Dataset excerpt
_ _ _ _ _ _ _

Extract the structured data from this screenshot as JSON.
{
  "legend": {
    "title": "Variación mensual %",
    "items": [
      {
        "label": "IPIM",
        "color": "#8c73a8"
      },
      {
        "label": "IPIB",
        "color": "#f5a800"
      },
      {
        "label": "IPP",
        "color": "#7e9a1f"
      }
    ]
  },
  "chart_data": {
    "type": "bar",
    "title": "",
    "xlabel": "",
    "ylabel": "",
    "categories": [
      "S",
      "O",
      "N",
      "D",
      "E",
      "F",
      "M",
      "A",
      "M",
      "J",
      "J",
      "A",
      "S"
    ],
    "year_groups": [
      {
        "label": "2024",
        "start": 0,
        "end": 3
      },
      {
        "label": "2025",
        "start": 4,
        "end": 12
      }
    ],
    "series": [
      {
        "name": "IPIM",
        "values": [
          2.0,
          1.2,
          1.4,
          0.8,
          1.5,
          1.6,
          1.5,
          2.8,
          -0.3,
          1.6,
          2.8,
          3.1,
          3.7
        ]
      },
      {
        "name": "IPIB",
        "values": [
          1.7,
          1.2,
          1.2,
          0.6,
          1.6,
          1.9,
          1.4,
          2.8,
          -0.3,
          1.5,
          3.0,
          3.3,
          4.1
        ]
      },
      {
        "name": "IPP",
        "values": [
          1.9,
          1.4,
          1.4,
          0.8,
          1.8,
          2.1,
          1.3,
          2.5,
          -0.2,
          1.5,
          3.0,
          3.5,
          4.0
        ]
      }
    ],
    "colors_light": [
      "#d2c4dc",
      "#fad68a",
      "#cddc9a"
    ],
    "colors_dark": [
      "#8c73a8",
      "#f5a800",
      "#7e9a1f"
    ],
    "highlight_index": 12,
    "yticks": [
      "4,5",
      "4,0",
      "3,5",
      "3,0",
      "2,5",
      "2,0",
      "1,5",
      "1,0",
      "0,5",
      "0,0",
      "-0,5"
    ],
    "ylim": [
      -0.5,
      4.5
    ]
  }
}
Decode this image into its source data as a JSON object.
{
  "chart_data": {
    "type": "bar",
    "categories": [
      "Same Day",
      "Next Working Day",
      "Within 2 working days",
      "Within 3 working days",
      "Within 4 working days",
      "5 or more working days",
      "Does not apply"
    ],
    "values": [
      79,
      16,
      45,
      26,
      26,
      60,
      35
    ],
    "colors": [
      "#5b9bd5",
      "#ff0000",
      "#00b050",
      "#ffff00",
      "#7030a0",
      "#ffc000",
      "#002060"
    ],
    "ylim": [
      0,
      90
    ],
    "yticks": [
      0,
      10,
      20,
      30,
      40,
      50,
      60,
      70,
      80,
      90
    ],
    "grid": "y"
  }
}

_ _ _ _ _ _ _

__What needs to be done__. Locate the word "Within" in the records above, and return each line that has it.

__Task answer__.
      "Within 2 working days",
      "Within 3 working days",
      "Within 4 working days",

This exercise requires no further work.